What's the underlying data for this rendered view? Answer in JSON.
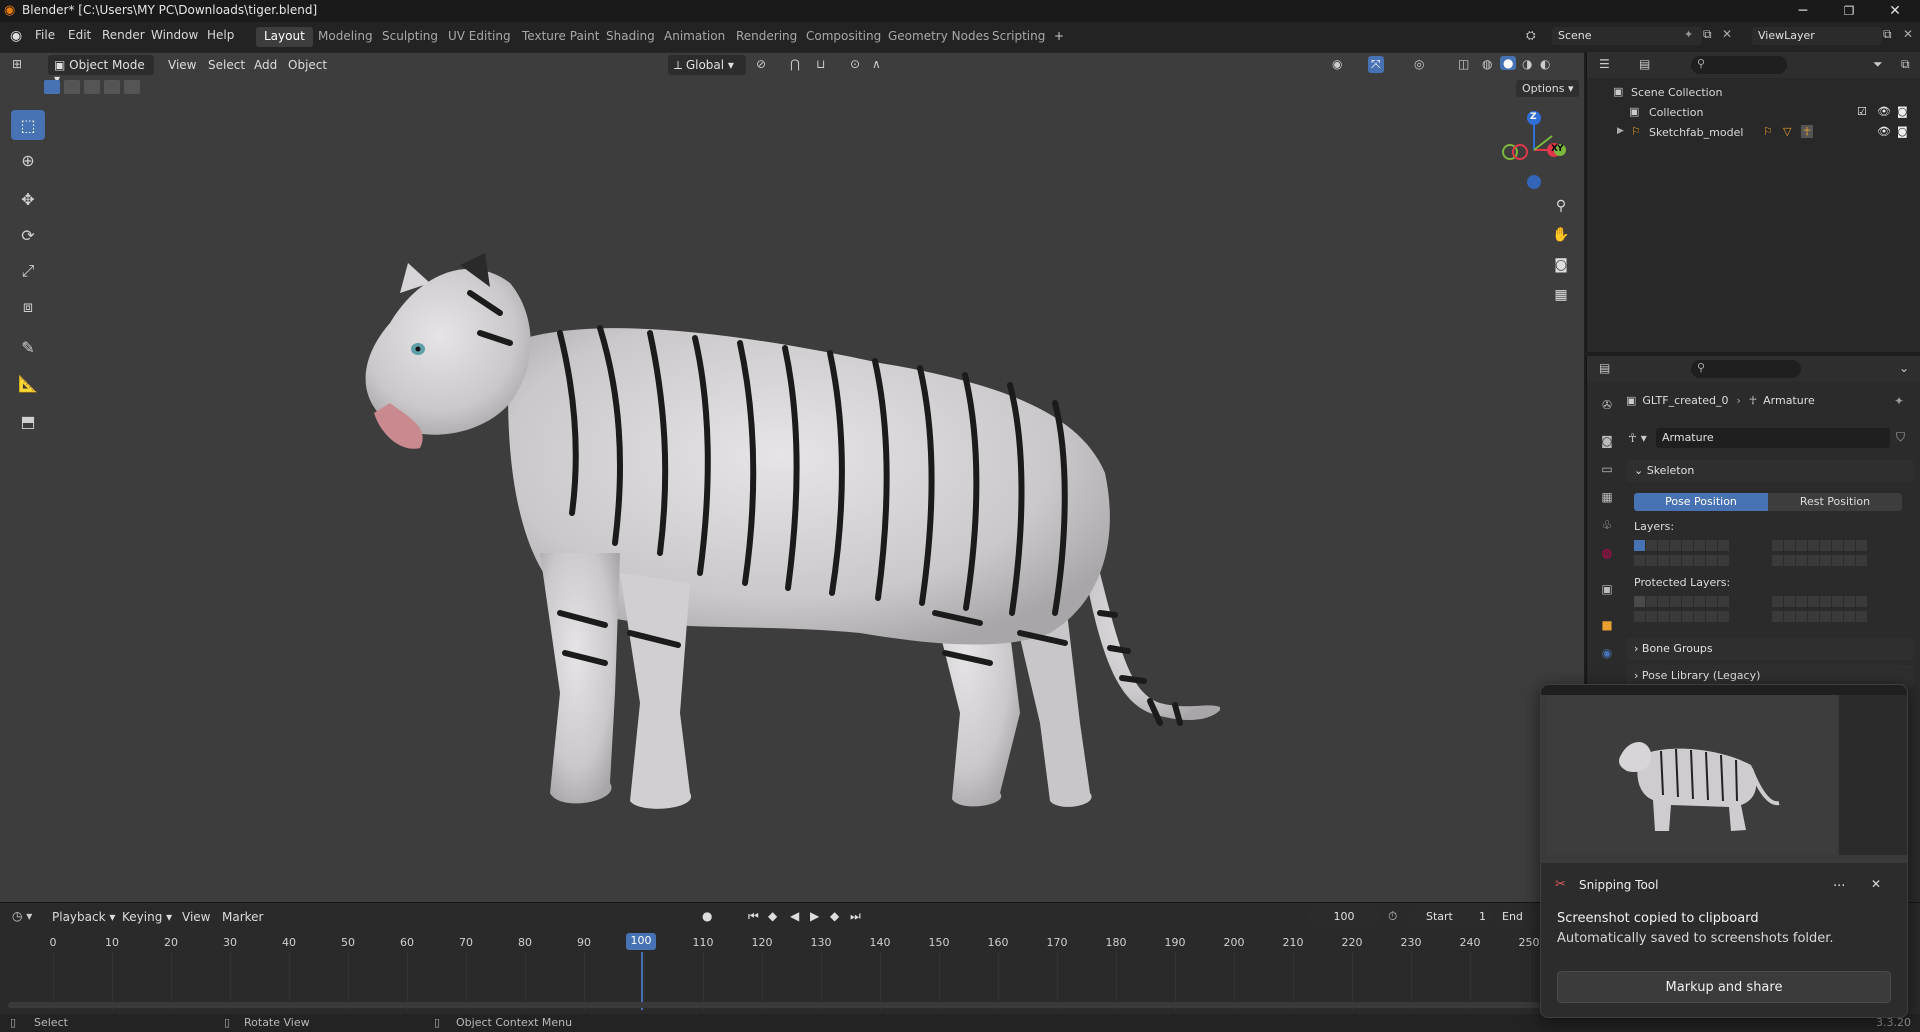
{
  "window": {
    "title": "Blender* [C:\\Users\\MY PC\\Downloads\\tiger.blend]",
    "minimize_icon": "minimize-icon",
    "restore_icon": "restore-icon",
    "close_icon": "close-icon"
  },
  "menu": {
    "items": [
      "File",
      "Edit",
      "Render",
      "Window",
      "Help"
    ]
  },
  "workspaces": {
    "tabs": [
      "Layout",
      "Modeling",
      "Sculpting",
      "UV Editing",
      "Texture Paint",
      "Shading",
      "Animation",
      "Rendering",
      "Compositing",
      "Geometry Nodes",
      "Scripting"
    ],
    "active": "Layout",
    "add_label": "+"
  },
  "scene": {
    "label": "Scene",
    "viewlayer": "ViewLayer"
  },
  "viewport": {
    "mode": "Object Mode",
    "menus": [
      "View",
      "Select",
      "Add",
      "Object"
    ],
    "orientation": "Global",
    "options_label": "Options",
    "gizmo": {
      "z": "Z",
      "y": "Y",
      "x": "X"
    }
  },
  "outliner": {
    "items": [
      {
        "label": "Scene Collection"
      },
      {
        "label": "Collection"
      },
      {
        "label": "Sketchfab_model"
      }
    ]
  },
  "properties": {
    "breadcrumb_object": "GLTF_created_0",
    "breadcrumb_data": "Armature",
    "data_name": "Armature",
    "skeleton_label": "Skeleton",
    "pose_position": "Pose Position",
    "rest_position": "Rest Position",
    "layers_label": "Layers:",
    "protected_layers_label": "Protected Layers:",
    "bone_groups_label": "Bone Groups",
    "pose_library_label": "Pose Library (Legacy)"
  },
  "timeline": {
    "menus": [
      "Playback",
      "Keying",
      "View",
      "Marker"
    ],
    "current_frame": "100",
    "start_label": "Start",
    "start_value": "1",
    "end_label": "End",
    "ticks": [
      "0",
      "10",
      "20",
      "30",
      "40",
      "50",
      "60",
      "70",
      "80",
      "90",
      "100",
      "110",
      "120",
      "130",
      "140",
      "150",
      "160",
      "170",
      "180",
      "190",
      "200",
      "210",
      "220",
      "230",
      "240",
      "250"
    ],
    "playhead_frame": "100"
  },
  "statusbar": {
    "select": "Select",
    "rotate": "Rotate View",
    "context": "Object Context Menu",
    "version": "3.3.20"
  },
  "toast": {
    "app": "Snipping Tool",
    "line1": "Screenshot copied to clipboard",
    "line2": "Automatically saved to screenshots folder.",
    "button": "Markup and share",
    "more": "...",
    "close": "✕"
  },
  "colors": {
    "accent": "#4772b3",
    "axis_x": "#e0374a",
    "axis_y": "#7cb83b",
    "axis_z": "#2f6fd6",
    "object_orange": "#e8a033"
  }
}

Problem statement:
Using the material above, retype each entry exactly and omit the pictures.

Written answer:
What's the underlying data for this rendered view? Answer in JSON.
{
  "window": {
    "title": "Blender* [C:\\Users\\MY PC\\Downloads\\tiger.blend]",
    "minimize_icon": "minimize-icon",
    "restore_icon": "restore-icon",
    "close_icon": "close-icon"
  },
  "menu": {
    "items": [
      "File",
      "Edit",
      "Render",
      "Window",
      "Help"
    ]
  },
  "workspaces": {
    "tabs": [
      "Layout",
      "Modeling",
      "Sculpting",
      "UV Editing",
      "Texture Paint",
      "Shading",
      "Animation",
      "Rendering",
      "Compositing",
      "Geometry Nodes",
      "Scripting"
    ],
    "active": "Layout",
    "add_label": "+"
  },
  "scene": {
    "label": "Scene",
    "viewlayer": "ViewLayer"
  },
  "viewport": {
    "mode": "Object Mode",
    "menus": [
      "View",
      "Select",
      "Add",
      "Object"
    ],
    "orientation": "Global",
    "options_label": "Options",
    "gizmo": {
      "z": "Z",
      "y": "Y",
      "x": "X"
    }
  },
  "outliner": {
    "items": [
      {
        "label": "Scene Collection"
      },
      {
        "label": "Collection"
      },
      {
        "label": "Sketchfab_model"
      }
    ]
  },
  "properties": {
    "breadcrumb_object": "GLTF_created_0",
    "breadcrumb_data": "Armature",
    "data_name": "Armature",
    "skeleton_label": "Skeleton",
    "pose_position": "Pose Position",
    "rest_position": "Rest Position",
    "layers_label": "Layers:",
    "protected_layers_label": "Protected Layers:",
    "bone_groups_label": "Bone Groups",
    "pose_library_label": "Pose Library (Legacy)"
  },
  "timeline": {
    "menus": [
      "Playback",
      "Keying",
      "View",
      "Marker"
    ],
    "current_frame": "100",
    "start_label": "Start",
    "start_value": "1",
    "end_label": "End",
    "ticks": [
      "0",
      "10",
      "20",
      "30",
      "40",
      "50",
      "60",
      "70",
      "80",
      "90",
      "100",
      "110",
      "120",
      "130",
      "140",
      "150",
      "160",
      "170",
      "180",
      "190",
      "200",
      "210",
      "220",
      "230",
      "240",
      "250"
    ],
    "playhead_frame": "100"
  },
  "statusbar": {
    "select": "Select",
    "rotate": "Rotate View",
    "context": "Object Context Menu",
    "version": "3.3.20"
  },
  "toast": {
    "app": "Snipping Tool",
    "line1": "Screenshot copied to clipboard",
    "line2": "Automatically saved to screenshots folder.",
    "button": "Markup and share",
    "more": "...",
    "close": "✕"
  },
  "colors": {
    "accent": "#4772b3",
    "axis_x": "#e0374a",
    "axis_y": "#7cb83b",
    "axis_z": "#2f6fd6",
    "object_orange": "#e8a033"
  }
}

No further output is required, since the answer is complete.